::: Task input
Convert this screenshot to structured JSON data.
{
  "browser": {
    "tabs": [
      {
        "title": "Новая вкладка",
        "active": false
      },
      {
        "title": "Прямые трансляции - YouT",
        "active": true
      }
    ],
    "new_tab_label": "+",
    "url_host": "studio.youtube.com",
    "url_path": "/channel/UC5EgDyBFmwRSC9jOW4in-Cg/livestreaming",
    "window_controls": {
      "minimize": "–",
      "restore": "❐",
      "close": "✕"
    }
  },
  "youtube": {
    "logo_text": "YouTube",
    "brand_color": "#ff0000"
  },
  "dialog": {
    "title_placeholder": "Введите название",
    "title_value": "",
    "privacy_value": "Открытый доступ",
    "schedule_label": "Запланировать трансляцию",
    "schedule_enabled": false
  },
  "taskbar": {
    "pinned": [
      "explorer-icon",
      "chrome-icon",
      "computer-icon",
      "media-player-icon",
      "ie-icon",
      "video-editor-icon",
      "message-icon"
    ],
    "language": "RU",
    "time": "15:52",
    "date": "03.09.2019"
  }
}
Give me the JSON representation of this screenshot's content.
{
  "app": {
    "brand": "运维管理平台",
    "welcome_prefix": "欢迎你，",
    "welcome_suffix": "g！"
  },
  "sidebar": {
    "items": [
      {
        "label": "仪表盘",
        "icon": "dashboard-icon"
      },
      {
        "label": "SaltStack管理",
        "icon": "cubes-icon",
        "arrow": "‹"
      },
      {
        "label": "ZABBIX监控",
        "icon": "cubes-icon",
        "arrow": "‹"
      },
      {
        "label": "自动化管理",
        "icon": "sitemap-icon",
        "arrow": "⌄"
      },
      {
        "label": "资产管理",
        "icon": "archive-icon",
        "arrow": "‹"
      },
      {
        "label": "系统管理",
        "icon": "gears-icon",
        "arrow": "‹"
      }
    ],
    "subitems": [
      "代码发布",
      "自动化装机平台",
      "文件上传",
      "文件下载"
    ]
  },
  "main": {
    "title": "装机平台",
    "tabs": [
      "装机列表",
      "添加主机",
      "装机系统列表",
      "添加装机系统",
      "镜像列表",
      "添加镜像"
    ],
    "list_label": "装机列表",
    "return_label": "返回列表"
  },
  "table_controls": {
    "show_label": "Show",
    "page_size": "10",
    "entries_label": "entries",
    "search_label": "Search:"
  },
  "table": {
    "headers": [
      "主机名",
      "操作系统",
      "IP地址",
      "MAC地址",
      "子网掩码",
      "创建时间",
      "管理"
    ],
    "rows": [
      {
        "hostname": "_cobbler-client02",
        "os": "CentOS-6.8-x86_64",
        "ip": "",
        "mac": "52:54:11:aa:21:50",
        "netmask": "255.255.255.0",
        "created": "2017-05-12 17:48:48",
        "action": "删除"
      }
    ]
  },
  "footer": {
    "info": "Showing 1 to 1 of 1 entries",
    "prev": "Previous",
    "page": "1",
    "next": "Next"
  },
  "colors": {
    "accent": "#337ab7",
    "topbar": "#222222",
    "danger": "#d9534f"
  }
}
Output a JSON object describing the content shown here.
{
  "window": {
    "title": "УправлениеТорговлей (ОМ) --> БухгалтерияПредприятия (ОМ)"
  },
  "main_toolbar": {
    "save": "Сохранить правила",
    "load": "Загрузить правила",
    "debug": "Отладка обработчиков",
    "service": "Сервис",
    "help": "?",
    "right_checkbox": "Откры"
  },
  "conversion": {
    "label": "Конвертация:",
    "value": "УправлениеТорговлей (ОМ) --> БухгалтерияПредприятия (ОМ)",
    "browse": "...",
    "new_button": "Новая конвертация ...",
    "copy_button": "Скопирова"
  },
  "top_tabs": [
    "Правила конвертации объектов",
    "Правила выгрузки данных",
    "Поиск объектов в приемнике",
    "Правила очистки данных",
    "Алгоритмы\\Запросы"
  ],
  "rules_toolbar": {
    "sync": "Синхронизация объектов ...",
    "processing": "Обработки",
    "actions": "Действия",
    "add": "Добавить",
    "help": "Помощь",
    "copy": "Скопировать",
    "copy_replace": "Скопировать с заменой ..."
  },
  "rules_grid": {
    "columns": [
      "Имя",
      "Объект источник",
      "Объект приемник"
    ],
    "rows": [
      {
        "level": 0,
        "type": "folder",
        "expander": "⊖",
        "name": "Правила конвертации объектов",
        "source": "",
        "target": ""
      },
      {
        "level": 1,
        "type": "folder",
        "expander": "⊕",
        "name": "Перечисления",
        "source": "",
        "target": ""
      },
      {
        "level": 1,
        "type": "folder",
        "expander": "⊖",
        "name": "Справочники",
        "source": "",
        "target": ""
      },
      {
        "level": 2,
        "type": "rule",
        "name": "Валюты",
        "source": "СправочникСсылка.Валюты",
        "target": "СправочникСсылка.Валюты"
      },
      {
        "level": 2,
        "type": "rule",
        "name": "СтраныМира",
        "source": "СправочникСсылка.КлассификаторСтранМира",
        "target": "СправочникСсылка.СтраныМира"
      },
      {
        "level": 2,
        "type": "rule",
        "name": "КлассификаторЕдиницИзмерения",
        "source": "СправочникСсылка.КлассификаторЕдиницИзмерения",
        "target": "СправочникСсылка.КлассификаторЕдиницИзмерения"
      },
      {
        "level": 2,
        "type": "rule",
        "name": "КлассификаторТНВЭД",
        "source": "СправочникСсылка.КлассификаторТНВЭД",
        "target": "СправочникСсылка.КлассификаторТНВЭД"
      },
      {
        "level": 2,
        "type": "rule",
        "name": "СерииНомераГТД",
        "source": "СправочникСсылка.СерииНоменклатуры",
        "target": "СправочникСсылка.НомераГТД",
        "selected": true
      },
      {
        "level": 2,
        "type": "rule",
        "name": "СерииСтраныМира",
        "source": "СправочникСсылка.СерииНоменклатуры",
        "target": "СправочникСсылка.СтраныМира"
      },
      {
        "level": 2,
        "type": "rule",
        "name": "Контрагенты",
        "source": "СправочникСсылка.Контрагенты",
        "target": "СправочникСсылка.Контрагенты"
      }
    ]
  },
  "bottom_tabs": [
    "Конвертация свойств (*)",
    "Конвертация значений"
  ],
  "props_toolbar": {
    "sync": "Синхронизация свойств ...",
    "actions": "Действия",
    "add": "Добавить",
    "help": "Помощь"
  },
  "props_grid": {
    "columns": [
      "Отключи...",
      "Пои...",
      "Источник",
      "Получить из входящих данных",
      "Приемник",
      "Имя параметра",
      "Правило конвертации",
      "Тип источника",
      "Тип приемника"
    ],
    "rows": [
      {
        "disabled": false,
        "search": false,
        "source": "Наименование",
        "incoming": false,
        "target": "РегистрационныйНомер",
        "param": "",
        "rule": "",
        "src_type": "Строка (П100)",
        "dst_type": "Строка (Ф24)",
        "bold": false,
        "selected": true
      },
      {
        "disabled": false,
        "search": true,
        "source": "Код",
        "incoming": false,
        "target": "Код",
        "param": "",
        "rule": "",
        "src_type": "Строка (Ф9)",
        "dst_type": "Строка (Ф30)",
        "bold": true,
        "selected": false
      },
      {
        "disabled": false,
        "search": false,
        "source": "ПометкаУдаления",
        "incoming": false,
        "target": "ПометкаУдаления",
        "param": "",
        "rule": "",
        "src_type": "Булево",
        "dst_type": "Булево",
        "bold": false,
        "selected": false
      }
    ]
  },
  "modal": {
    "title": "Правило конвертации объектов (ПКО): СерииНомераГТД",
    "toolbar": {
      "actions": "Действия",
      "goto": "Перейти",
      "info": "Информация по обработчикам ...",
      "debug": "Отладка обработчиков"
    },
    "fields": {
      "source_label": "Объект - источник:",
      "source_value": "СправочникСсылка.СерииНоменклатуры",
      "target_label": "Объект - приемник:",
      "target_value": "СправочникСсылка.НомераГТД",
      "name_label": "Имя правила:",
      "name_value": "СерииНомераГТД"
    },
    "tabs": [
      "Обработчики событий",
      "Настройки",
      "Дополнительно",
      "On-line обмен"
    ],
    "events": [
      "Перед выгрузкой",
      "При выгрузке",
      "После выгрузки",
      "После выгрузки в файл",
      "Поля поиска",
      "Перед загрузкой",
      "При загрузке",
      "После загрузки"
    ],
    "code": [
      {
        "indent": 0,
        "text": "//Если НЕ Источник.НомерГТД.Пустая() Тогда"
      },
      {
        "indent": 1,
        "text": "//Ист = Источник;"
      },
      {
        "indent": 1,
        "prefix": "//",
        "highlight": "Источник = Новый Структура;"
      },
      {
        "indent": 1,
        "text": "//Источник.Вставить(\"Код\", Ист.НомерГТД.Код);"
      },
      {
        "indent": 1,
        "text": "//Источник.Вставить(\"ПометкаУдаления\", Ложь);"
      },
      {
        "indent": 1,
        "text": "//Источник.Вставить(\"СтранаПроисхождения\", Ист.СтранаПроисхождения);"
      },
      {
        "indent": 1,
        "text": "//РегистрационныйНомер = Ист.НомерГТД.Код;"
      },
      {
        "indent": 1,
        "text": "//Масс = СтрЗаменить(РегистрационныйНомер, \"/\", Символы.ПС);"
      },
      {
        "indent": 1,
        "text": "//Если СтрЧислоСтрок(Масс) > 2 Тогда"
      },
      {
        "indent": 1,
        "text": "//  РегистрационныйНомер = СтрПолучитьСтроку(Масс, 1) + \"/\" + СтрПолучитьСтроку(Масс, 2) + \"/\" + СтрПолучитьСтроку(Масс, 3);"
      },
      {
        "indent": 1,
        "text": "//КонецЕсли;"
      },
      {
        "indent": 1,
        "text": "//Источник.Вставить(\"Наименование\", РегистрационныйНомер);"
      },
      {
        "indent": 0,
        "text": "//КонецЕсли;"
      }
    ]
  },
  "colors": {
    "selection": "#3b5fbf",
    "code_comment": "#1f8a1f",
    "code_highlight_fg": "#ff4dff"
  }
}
::::::
Every line containing the string "НомерГТД" must be listed.

        "text": "//Если НЕ Источник.НомерГТД.Пустая() Тогда"
        "text": "//Источник.Вставить(\"Код\", Ист.НомерГТД.Код);"
        "text": "//РегистрационныйНомер = Ист.НомерГТД.Код;"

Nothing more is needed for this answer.